### Work required
Exactly reproduce each line of the listing that follows.

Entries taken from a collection
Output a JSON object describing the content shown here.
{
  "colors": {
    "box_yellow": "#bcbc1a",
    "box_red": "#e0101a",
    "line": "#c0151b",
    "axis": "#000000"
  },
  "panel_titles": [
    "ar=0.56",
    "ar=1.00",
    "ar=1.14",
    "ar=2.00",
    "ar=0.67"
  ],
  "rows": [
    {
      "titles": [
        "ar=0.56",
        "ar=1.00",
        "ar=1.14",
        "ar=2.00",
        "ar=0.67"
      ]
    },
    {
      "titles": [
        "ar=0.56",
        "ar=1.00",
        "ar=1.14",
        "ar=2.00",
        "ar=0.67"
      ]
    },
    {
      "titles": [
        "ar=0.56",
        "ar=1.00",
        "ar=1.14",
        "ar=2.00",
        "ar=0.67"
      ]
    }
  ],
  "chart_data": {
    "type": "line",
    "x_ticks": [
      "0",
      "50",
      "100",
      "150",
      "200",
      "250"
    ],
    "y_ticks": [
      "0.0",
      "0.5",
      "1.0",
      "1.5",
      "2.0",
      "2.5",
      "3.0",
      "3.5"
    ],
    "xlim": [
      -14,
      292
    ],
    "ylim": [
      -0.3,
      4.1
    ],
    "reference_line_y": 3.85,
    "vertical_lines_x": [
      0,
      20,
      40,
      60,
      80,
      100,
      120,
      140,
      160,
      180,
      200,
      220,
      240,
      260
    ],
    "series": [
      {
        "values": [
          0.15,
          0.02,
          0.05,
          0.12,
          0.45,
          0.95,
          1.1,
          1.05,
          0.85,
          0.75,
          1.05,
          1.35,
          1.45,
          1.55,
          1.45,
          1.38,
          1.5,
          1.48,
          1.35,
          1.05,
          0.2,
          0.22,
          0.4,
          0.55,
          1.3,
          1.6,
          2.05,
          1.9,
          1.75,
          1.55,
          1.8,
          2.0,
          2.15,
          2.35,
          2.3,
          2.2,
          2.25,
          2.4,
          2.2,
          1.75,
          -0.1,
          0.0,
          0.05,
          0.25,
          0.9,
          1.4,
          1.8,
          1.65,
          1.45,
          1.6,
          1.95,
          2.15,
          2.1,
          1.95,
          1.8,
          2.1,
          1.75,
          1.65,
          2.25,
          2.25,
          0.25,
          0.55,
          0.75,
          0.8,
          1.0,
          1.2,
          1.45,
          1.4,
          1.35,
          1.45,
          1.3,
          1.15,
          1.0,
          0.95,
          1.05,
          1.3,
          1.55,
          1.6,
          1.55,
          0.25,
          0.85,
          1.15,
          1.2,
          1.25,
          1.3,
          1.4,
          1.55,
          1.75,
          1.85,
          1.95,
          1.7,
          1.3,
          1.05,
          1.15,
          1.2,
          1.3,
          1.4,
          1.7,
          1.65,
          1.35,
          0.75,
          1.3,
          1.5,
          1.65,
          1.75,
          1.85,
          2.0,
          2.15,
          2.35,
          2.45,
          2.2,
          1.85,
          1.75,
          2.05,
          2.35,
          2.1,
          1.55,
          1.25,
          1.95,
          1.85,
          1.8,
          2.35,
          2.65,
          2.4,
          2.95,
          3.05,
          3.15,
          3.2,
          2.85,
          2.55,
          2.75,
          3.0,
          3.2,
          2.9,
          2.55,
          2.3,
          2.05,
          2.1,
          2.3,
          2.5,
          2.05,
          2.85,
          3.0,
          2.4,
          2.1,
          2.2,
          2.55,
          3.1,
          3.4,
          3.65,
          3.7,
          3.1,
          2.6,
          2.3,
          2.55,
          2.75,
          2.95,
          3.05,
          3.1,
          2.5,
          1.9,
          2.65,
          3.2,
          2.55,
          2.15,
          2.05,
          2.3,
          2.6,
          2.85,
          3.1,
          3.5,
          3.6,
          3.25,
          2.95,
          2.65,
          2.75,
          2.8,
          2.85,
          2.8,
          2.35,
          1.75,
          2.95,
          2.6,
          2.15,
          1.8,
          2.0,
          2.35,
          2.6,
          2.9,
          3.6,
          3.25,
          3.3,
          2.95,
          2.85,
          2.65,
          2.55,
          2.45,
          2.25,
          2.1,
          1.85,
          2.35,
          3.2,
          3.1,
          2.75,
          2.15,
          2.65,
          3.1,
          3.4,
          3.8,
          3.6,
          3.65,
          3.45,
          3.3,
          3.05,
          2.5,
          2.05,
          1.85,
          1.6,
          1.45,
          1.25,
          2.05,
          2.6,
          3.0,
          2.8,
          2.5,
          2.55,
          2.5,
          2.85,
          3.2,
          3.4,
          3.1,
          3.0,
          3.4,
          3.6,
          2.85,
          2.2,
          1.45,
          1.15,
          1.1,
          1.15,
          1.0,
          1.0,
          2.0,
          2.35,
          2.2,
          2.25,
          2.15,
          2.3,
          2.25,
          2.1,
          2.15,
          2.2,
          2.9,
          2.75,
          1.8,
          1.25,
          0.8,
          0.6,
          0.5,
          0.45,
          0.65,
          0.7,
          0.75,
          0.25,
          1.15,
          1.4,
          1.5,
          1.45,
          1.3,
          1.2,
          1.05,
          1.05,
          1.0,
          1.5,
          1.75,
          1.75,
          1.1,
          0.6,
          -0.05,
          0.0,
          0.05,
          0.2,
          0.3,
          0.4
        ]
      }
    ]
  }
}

### Worked answer
Output a JSON object describing the content shown here.
{
  "colors": {
    "box_yellow": "#bcbc1a",
    "box_red": "#e0101a",
    "line": "#c0151b",
    "axis": "#000000"
  },
  "panel_titles": [
    "ar=0.56",
    "ar=1.00",
    "ar=1.14",
    "ar=2.00",
    "ar=0.67"
  ],
  "rows": [
    {
      "titles": [
        "ar=0.56",
        "ar=1.00",
        "ar=1.14",
        "ar=2.00",
        "ar=0.67"
      ]
    },
    {
      "titles": [
        "ar=0.56",
        "ar=1.00",
        "ar=1.14",
        "ar=2.00",
        "ar=0.67"
      ]
    },
    {
      "titles": [
        "ar=0.56",
        "ar=1.00",
        "ar=1.14",
        "ar=2.00",
        "ar=0.67"
      ]
    }
  ],
  "chart_data": {
    "type": "line",
    "x_ticks": [
      "0",
      "50",
      "100",
      "150",
      "200",
      "250"
    ],
    "y_ticks": [
      "0.0",
      "0.5",
      "1.0",
      "1.5",
      "2.0",
      "2.5",
      "3.0",
      "3.5"
    ],
    "xlim": [
      -14,
      292
    ],
    "ylim": [
      -0.3,
      4.1
    ],
    "reference_line_y": 3.85,
    "vertical_lines_x": [
      0,
      20,
      40,
      60,
      80,
      100,
      120,
      140,
      160,
      180,
      200,
      220,
      240,
      260
    ],
    "series": [
      {
        "values": [
          0.15,
          0.02,
          0.05,
          0.12,
          0.45,
          0.95,
          1.1,
          1.05,
          0.85,
          0.75,
          1.05,
          1.35,
          1.45,
          1.55,
          1.45,
          1.38,
          1.5,
          1.48,
          1.35,
          1.05,
          0.2,
          0.22,
          0.4,
          0.55,
          1.3,
          1.6,
          2.05,
          1.9,
          1.75,
          1.55,
          1.8,
          2.0,
          2.15,
          2.35,
          2.3,
          2.2,
          2.25,
          2.4,
          2.2,
          1.75,
          -0.1,
          0.0,
          0.05,
          0.25,
          0.9,
          1.4,
          1.8,
          1.65,
          1.45,
          1.6,
          1.95,
          2.15,
          2.1,
          1.95,
          1.8,
          2.1,
          1.75,
          1.65,
          2.25,
          2.25,
          0.25,
          0.55,
          0.75,
          0.8,
          1.0,
          1.2,
          1.45,
          1.4,
          1.35,
          1.45,
          1.3,
          1.15,
          1.0,
          0.95,
          1.05,
          1.3,
          1.55,
          1.6,
          1.55,
          0.25,
          0.85,
          1.15,
          1.2,
          1.25,
          1.3,
          1.4,
          1.55,
          1.75,
          1.85,
          1.95,
          1.7,
          1.3,
          1.05,
          1.15,
          1.2,
          1.3,
          1.4,
          1.7,
          1.65,
          1.35,
          0.75,
          1.3,
          1.5,
          1.65,
          1.75,
          1.85,
          2.0,
          2.15,
          2.35,
          2.45,
          2.2,
          1.85,
          1.75,
          2.05,
          2.35,
          2.1,
          1.55,
          1.25,
          1.95,
          1.85,
          1.8,
          2.35,
          2.65,
          2.4,
          2.95,
          3.05,
          3.15,
          3.2,
          2.85,
          2.55,
          2.75,
          3.0,
          3.2,
          2.9,
          2.55,
          2.3,
          2.05,
          2.1,
          2.3,
          2.5,
          2.05,
          2.85,
          3.0,
          2.4,
          2.1,
          2.2,
          2.55,
          3.1,
          3.4,
          3.65,
          3.7,
          3.1,
          2.6,
          2.3,
          2.55,
          2.75,
          2.95,
          3.05,
          3.1,
          2.5,
          1.9,
          2.65,
          3.2,
          2.55,
          2.15,
          2.05,
          2.3,
          2.6,
          2.85,
          3.1,
          3.5,
          3.6,
          3.25,
          2.95,
          2.65,
          2.75,
          2.8,
          2.85,
          2.8,
          2.35,
          1.75,
          2.95,
          2.6,
          2.15,
          1.8,
          2.0,
          2.35,
          2.6,
          2.9,
          3.6,
          3.25,
          3.3,
          2.95,
          2.85,
          2.65,
          2.55,
          2.45,
          2.25,
          2.1,
          1.85,
          2.35,
          3.2,
          3.1,
          2.75,
          2.15,
          2.65,
          3.1,
          3.4,
          3.8,
          3.6,
          3.65,
          3.45,
          3.3,
          3.05,
          2.5,
          2.05,
          1.85,
          1.6,
          1.45,
          1.25,
          2.05,
          2.6,
          3.0,
          2.8,
          2.5,
          2.55,
          2.5,
          2.85,
          3.2,
          3.4,
          3.1,
          3.0,
          3.4,
          3.6,
          2.85,
          2.2,
          1.45,
          1.15,
          1.1,
          1.15,
          1.0,
          1.0,
          2.0,
          2.35,
          2.2,
          2.25,
          2.15,
          2.3,
          2.25,
          2.1,
          2.15,
          2.2,
          2.9,
          2.75,
          1.8,
          1.25,
          0.8,
          0.6,
          0.5,
          0.45,
          0.65,
          0.7,
          0.75,
          0.25,
          1.15,
          1.4,
          1.5,
          1.45,
          1.3,
          1.2,
          1.05,
          1.05,
          1.0,
          1.5,
          1.75,
          1.75,
          1.1,
          0.6,
          -0.05,
          0.0,
          0.05,
          0.2,
          0.3,
          0.4
        ]
      }
    ]
  }
}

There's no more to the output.